TASK DETAILS:
Look through the lines below and extract each one that contains "true".

EXERCISE INPUTS:

-----

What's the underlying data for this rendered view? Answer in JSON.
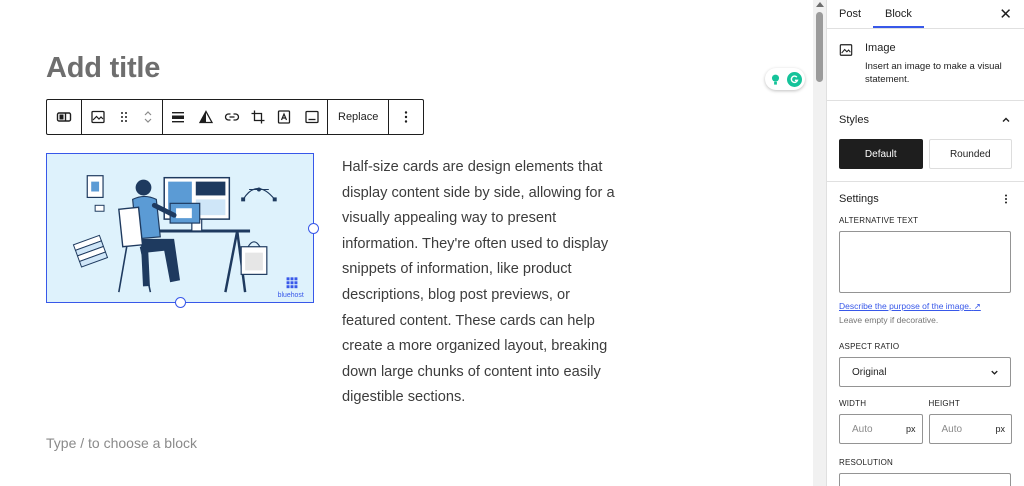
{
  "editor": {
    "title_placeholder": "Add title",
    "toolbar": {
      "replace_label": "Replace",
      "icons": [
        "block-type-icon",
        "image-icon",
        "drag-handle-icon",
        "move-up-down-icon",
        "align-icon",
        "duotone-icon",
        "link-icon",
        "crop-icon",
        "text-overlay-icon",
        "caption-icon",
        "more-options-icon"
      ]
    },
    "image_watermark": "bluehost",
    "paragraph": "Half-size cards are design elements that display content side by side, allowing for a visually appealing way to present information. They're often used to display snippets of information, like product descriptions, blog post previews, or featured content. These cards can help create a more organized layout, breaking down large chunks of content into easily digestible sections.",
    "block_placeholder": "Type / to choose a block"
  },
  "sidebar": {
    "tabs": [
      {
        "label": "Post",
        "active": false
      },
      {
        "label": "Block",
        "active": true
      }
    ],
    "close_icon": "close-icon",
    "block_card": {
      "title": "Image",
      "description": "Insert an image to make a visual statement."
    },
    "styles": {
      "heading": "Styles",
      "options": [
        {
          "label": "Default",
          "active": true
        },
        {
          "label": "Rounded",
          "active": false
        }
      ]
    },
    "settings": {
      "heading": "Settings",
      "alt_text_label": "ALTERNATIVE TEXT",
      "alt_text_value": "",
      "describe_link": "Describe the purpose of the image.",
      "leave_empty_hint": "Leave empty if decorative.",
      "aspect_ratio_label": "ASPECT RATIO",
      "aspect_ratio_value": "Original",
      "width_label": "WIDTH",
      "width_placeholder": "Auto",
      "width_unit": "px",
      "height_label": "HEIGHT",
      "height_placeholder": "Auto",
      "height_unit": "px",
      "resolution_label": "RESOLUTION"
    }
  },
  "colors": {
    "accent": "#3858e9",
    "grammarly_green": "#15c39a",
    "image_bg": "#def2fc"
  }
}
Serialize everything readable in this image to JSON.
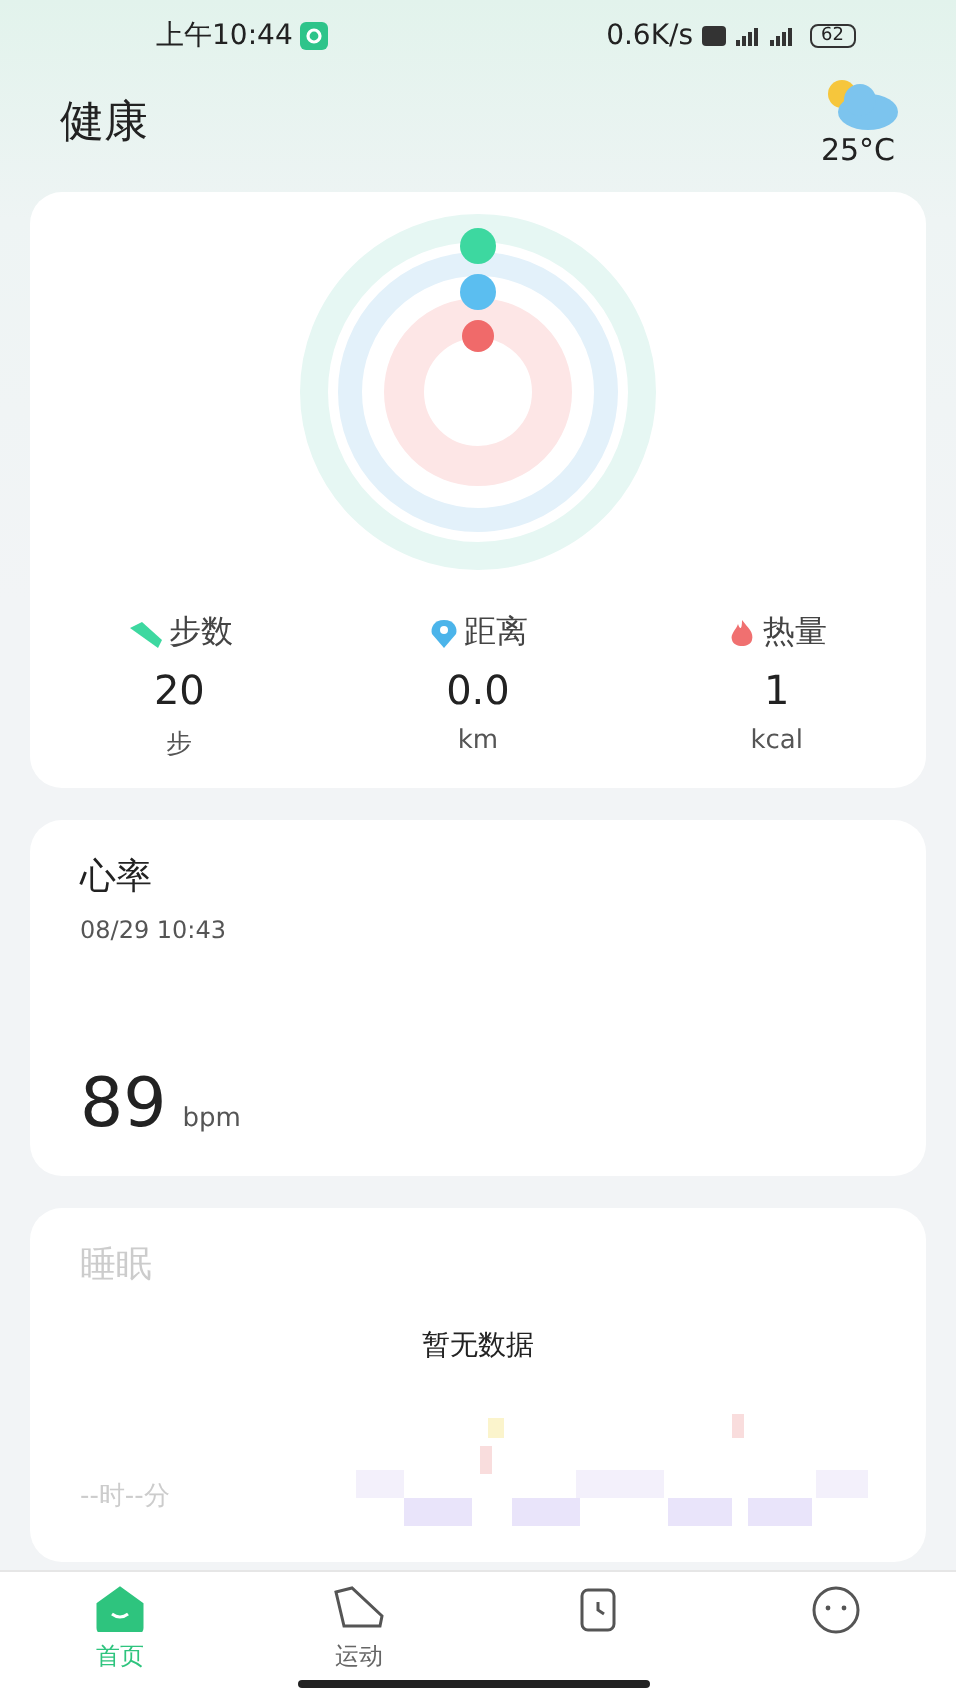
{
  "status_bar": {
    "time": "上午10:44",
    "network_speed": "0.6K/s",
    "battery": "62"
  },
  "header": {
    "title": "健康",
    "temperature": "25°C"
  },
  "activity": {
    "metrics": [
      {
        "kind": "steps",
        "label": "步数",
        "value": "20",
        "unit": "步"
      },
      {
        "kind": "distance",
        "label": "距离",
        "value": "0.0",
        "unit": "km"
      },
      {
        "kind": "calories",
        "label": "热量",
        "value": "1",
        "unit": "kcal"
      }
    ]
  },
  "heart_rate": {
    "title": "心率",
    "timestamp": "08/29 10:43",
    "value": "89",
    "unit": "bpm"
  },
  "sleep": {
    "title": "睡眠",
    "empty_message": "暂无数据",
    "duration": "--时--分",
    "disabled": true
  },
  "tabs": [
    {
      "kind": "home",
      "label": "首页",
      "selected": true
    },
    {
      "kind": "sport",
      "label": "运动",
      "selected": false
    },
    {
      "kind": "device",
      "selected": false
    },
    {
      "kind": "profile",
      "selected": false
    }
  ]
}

-----

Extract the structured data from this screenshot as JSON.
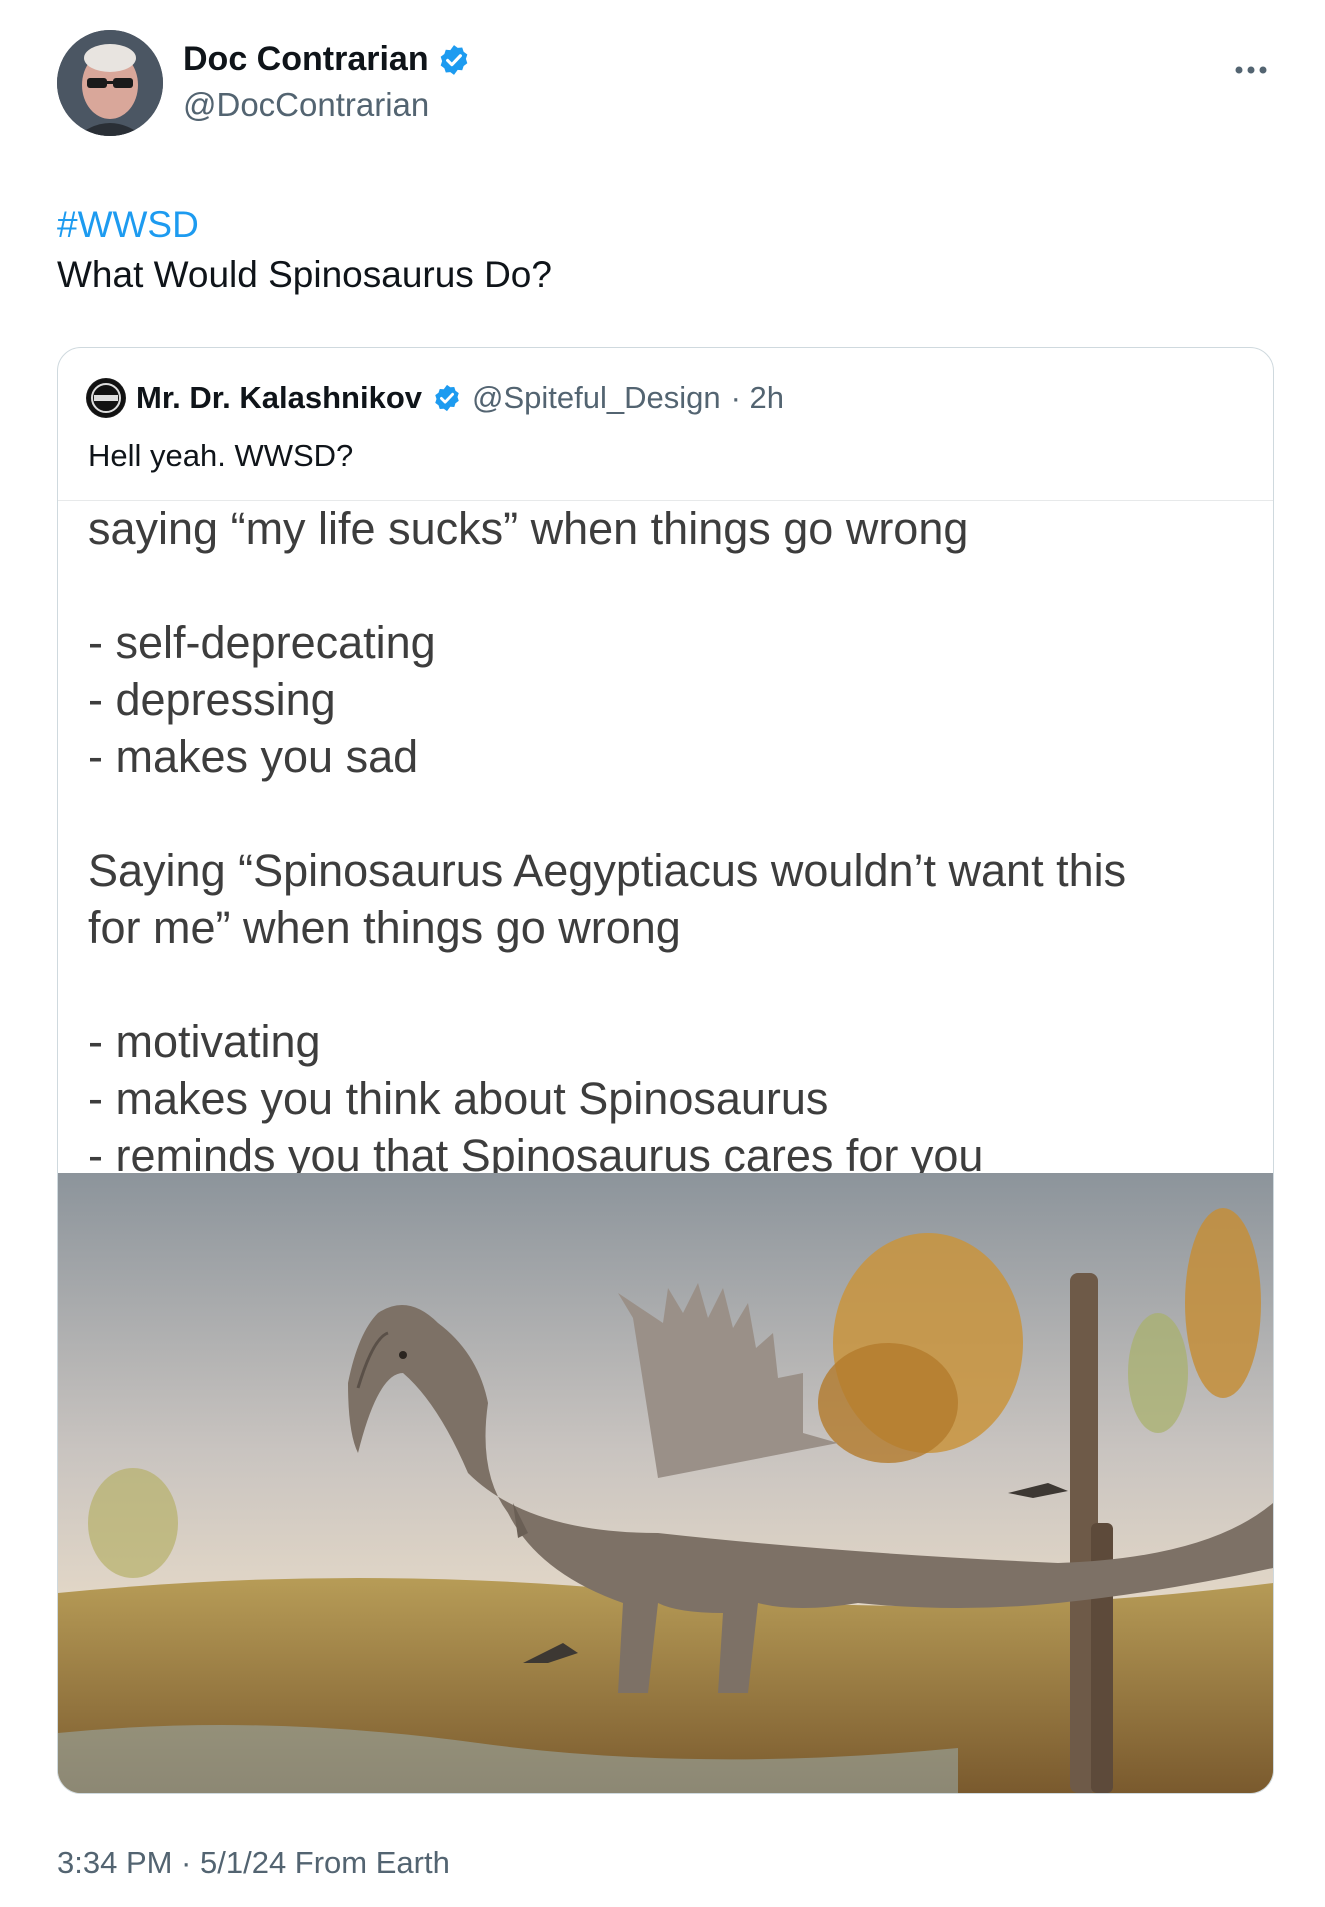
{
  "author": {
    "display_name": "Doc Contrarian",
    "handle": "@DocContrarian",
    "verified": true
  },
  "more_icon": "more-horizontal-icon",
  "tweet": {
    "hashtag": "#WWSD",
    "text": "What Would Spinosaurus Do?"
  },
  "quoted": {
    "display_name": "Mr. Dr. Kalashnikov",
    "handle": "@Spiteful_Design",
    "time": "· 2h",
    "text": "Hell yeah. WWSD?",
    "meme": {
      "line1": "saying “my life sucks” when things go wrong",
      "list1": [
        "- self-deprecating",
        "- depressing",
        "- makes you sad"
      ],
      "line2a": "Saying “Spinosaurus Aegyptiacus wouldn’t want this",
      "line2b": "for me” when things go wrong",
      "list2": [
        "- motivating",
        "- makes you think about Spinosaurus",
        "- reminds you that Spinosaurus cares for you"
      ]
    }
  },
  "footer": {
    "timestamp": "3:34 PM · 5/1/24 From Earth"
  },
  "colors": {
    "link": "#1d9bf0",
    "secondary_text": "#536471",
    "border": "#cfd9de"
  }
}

-----

EXPECTED ANSWER:
        "active": true
          "active": true
    "disabled": true
      "selected": true
    "verified": true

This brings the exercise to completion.